▶ [WHAT THE TASK REQUIRES]: Copy every line of the data that includes the string "PhCL".

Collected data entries

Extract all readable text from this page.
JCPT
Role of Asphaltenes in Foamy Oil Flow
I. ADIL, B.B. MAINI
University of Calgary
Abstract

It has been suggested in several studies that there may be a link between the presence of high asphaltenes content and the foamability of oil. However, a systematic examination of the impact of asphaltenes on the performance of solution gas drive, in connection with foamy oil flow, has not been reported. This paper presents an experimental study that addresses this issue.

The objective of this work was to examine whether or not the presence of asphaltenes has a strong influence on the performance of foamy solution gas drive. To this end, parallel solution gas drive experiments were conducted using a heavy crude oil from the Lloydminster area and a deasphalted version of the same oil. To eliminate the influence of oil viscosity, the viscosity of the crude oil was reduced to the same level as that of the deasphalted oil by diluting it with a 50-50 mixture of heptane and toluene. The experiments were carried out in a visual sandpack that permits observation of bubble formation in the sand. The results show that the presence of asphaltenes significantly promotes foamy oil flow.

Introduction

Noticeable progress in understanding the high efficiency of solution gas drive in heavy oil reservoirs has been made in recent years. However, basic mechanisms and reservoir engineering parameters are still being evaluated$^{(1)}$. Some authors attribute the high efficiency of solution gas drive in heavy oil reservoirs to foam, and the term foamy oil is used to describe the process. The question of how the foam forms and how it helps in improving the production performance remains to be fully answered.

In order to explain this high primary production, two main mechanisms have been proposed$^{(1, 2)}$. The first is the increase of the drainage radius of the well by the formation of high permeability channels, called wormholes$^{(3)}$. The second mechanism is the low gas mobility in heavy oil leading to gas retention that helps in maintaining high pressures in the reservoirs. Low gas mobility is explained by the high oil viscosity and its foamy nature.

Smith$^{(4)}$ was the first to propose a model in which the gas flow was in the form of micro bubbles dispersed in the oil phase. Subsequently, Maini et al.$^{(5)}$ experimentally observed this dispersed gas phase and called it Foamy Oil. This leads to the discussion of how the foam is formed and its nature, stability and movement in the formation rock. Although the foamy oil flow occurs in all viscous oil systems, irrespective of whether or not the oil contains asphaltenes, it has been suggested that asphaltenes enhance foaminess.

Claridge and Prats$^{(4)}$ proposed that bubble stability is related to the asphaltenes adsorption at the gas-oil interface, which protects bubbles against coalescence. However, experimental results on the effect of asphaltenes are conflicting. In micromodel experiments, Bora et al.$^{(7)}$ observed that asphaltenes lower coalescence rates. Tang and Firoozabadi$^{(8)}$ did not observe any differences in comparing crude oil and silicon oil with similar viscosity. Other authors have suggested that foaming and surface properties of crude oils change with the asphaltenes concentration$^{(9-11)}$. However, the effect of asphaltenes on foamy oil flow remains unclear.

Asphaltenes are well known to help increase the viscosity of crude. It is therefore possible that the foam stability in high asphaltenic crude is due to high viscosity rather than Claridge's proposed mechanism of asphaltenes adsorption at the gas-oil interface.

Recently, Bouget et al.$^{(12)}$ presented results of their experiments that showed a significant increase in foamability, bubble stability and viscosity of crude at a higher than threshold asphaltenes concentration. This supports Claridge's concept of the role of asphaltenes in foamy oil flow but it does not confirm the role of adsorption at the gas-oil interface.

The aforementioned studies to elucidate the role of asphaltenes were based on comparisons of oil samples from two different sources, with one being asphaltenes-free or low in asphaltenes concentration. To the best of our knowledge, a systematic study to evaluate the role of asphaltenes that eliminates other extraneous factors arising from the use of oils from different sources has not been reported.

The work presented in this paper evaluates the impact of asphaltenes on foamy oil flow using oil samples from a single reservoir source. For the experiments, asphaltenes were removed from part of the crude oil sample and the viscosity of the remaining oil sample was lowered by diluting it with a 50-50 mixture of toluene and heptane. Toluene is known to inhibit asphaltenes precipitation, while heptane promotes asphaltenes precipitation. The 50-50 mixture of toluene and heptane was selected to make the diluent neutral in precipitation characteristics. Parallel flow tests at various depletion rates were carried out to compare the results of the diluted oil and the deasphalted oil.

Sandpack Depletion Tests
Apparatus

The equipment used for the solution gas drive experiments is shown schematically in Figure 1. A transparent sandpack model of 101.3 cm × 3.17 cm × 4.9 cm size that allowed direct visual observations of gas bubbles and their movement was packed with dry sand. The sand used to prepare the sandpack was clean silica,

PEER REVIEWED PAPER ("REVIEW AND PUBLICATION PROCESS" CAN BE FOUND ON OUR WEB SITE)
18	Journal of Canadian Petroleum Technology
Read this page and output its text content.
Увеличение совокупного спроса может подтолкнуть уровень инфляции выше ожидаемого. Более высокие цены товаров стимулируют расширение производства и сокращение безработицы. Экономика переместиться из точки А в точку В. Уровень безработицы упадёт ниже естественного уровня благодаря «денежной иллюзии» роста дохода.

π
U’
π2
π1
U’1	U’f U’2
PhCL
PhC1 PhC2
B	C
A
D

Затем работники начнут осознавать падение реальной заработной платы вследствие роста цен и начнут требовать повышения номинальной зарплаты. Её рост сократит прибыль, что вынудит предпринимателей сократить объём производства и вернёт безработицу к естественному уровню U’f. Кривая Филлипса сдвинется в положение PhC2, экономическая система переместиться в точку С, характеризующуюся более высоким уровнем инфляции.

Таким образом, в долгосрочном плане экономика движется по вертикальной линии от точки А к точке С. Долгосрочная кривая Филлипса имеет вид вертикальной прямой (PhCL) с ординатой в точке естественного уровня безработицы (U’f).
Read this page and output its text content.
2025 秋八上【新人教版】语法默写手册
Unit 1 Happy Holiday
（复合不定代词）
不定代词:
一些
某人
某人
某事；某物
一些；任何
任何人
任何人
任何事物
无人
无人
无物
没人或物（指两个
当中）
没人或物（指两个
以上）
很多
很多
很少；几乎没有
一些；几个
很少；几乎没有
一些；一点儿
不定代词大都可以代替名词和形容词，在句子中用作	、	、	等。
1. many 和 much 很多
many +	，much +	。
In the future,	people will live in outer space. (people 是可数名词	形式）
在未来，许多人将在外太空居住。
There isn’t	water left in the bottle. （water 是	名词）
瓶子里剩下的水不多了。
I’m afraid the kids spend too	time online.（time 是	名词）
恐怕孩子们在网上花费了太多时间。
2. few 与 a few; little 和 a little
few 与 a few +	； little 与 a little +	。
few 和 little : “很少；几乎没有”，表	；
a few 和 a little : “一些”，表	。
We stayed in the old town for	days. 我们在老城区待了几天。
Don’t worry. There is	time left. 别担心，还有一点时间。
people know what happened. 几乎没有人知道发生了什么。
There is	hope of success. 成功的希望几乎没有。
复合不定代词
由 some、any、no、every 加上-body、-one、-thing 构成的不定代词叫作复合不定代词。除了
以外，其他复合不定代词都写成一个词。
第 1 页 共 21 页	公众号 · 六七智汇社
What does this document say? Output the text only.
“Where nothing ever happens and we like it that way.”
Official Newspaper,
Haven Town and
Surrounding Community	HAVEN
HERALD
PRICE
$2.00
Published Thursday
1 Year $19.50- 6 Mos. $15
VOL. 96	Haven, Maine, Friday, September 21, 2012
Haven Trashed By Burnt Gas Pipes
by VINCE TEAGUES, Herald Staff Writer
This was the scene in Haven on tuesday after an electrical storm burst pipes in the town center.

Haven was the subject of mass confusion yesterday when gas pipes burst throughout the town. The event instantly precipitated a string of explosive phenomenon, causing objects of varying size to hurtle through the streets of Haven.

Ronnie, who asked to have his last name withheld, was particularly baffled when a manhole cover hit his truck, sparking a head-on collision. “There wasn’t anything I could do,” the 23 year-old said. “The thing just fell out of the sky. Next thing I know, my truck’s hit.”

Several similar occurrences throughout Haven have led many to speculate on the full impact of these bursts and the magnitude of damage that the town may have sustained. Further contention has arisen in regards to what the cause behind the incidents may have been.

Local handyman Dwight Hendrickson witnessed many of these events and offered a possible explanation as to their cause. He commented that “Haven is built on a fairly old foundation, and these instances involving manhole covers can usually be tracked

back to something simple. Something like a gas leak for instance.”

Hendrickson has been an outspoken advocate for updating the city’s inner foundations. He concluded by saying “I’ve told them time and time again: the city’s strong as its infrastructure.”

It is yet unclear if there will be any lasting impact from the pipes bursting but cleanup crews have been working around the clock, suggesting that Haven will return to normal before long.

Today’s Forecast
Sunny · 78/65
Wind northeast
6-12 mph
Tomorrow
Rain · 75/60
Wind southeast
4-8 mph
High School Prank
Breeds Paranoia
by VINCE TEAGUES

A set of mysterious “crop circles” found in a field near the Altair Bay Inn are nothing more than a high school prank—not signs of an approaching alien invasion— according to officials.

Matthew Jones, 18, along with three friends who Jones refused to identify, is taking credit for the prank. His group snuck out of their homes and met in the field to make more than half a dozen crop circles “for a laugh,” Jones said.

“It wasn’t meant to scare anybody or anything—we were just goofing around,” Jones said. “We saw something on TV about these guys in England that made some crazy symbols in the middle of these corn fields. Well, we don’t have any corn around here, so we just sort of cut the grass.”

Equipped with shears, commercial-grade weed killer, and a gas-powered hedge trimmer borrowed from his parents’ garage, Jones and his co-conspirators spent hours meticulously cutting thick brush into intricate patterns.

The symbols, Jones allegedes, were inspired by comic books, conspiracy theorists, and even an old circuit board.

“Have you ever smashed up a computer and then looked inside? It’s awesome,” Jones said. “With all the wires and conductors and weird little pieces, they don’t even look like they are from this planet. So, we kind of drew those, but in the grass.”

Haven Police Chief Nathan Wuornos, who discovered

▶ [SOLUTION TO THIS EXERCISE]:
PhCL
Таким образом, в долгосрочном плане экономика движется по вертикальной линии от точки А к точке С. Долгосрочная кривая Филлипса имеет вид вертикальной прямой (PhCL) с ординатой в точке естественного уровня безработицы (U’f).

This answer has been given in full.